§ **What is asked**
Read through the data and report every line in which the word "Zakona" occurs.

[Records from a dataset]

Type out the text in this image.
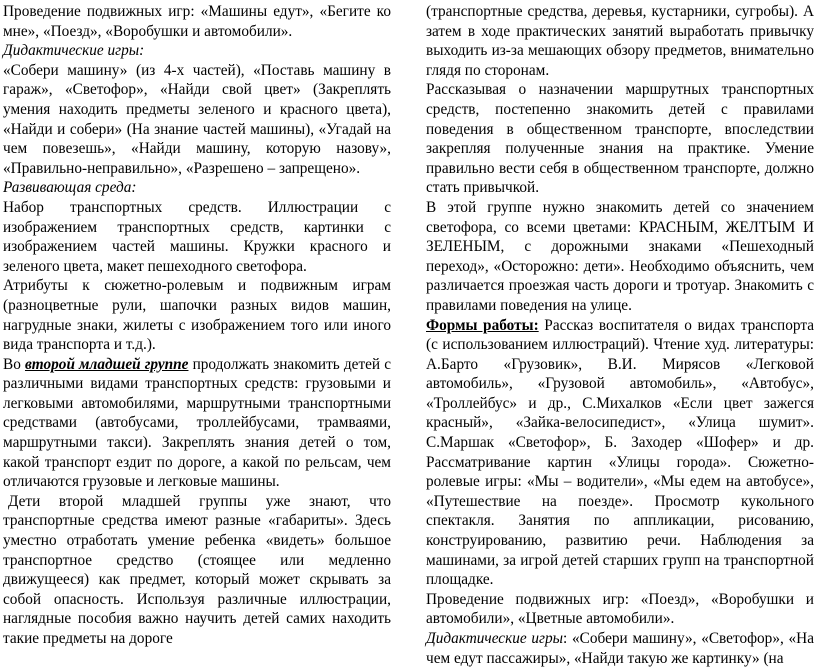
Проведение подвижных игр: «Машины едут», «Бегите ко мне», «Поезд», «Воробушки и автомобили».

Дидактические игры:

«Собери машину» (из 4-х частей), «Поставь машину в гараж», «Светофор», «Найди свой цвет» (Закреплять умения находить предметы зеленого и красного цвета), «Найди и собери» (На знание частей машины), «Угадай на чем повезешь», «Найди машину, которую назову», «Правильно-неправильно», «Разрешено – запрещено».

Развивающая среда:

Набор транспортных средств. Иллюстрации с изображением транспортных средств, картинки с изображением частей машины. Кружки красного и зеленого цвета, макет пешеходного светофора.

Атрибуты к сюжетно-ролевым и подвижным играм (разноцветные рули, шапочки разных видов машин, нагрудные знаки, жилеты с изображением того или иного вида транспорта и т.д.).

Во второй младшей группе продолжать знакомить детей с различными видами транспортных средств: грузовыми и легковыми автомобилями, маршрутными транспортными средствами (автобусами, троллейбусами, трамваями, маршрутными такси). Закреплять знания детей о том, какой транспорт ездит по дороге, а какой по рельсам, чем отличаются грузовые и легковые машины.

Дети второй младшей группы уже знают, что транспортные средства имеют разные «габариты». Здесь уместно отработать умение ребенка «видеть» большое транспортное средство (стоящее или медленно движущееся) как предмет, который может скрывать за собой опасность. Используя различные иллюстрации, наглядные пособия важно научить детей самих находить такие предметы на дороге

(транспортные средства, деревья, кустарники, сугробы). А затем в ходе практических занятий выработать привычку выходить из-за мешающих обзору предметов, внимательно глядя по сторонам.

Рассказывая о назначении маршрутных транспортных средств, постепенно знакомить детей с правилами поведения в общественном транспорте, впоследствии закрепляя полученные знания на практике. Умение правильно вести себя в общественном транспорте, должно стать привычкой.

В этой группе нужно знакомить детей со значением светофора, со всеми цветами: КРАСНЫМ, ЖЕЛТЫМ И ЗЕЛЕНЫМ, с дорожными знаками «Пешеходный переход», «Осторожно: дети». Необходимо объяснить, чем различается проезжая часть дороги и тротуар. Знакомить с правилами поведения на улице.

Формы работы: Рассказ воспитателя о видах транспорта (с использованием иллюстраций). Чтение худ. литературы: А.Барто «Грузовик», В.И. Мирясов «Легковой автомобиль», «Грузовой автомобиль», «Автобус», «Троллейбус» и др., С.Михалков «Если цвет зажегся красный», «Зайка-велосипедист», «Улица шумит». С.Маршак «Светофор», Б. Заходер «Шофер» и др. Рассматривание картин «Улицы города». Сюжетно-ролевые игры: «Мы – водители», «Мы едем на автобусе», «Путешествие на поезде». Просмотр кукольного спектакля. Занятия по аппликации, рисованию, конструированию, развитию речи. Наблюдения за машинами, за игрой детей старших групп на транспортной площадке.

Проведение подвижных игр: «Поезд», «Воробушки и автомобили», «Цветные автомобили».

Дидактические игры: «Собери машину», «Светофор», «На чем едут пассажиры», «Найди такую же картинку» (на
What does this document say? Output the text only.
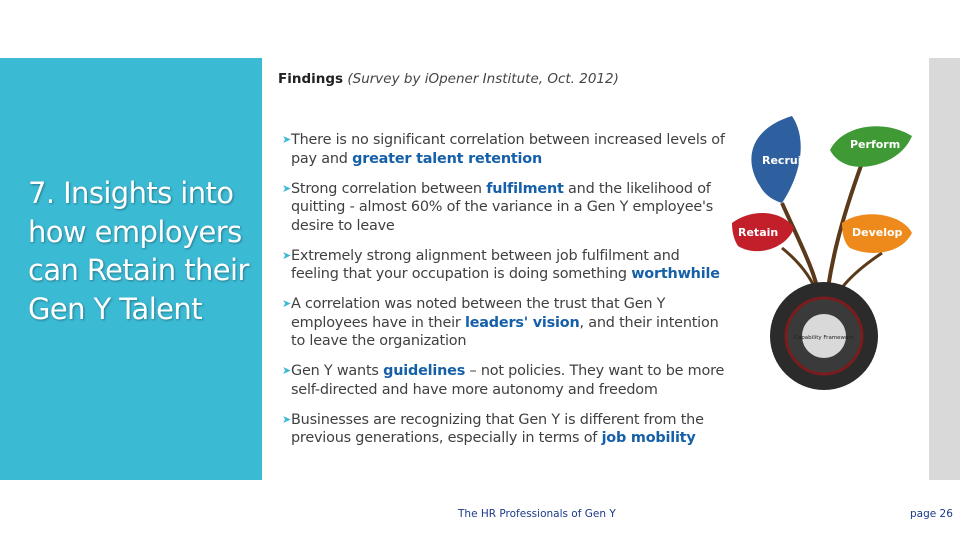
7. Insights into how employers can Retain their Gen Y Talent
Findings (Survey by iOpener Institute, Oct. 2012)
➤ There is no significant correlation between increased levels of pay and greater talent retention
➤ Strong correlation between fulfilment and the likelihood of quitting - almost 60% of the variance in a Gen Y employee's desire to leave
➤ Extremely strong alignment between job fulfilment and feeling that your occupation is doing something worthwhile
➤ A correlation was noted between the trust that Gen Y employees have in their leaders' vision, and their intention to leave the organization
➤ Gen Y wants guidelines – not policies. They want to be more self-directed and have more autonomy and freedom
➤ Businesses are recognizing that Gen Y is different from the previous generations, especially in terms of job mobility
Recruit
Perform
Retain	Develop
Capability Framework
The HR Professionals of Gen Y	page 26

---

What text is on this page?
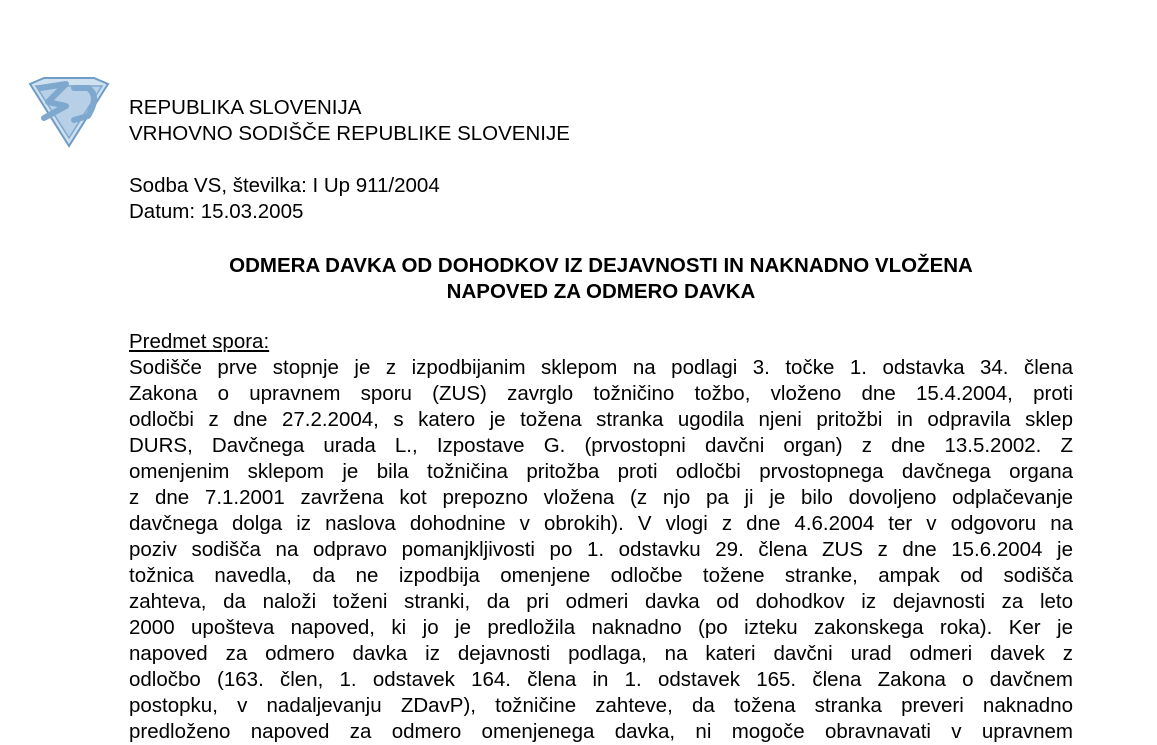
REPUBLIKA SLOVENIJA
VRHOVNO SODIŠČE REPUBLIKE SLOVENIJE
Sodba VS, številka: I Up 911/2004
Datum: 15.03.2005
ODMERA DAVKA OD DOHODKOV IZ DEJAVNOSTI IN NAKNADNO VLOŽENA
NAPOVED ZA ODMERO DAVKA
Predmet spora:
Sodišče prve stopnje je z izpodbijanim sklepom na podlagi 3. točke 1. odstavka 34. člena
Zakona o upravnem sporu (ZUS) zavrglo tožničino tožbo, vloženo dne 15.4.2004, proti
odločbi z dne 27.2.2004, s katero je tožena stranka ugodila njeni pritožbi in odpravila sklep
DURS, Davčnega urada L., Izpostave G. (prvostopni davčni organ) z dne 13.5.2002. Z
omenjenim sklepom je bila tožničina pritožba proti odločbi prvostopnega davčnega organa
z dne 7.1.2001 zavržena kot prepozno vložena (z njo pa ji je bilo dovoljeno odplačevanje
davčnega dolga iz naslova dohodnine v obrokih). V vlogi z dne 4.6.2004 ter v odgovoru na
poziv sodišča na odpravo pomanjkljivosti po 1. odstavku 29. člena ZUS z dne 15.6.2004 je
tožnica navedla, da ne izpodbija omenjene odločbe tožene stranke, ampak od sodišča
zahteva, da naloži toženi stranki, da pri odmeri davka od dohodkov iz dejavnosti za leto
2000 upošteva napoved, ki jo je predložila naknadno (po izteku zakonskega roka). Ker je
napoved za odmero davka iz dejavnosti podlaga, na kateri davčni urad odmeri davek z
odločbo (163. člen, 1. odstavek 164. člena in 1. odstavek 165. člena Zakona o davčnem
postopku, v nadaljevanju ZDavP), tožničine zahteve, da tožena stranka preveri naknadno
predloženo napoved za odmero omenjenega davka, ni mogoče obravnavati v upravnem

...

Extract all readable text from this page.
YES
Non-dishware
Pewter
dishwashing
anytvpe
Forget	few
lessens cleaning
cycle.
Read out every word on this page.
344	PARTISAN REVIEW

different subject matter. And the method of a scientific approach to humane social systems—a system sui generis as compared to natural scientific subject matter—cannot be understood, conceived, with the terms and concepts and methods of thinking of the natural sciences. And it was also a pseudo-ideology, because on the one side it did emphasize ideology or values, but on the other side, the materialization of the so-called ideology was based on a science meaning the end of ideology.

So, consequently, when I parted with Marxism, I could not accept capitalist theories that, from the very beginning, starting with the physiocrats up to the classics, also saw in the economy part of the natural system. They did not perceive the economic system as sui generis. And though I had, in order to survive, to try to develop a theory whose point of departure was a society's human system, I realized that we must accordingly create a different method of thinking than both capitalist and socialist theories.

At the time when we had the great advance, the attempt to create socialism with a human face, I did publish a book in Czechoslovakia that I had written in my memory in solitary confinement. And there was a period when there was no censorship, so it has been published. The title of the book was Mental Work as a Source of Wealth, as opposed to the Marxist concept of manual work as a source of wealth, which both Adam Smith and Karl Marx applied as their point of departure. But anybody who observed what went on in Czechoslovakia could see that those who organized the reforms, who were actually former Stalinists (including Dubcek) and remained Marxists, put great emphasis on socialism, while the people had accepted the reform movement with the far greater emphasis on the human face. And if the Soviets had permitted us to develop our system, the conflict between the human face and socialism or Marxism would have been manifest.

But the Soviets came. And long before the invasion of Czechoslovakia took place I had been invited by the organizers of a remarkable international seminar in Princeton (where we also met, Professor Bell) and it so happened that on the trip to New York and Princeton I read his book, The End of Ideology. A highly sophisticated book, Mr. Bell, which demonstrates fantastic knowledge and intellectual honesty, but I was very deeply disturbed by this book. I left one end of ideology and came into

§ **Reply**
Zakona o upravnem sporu (ZUS) zavrglo tožničino tožbo, vloženo dne 15.4.2004, proti
odločbo (163. člen, 1. odstavek 164. člena in 1. odstavek 165. člena Zakona o davčnem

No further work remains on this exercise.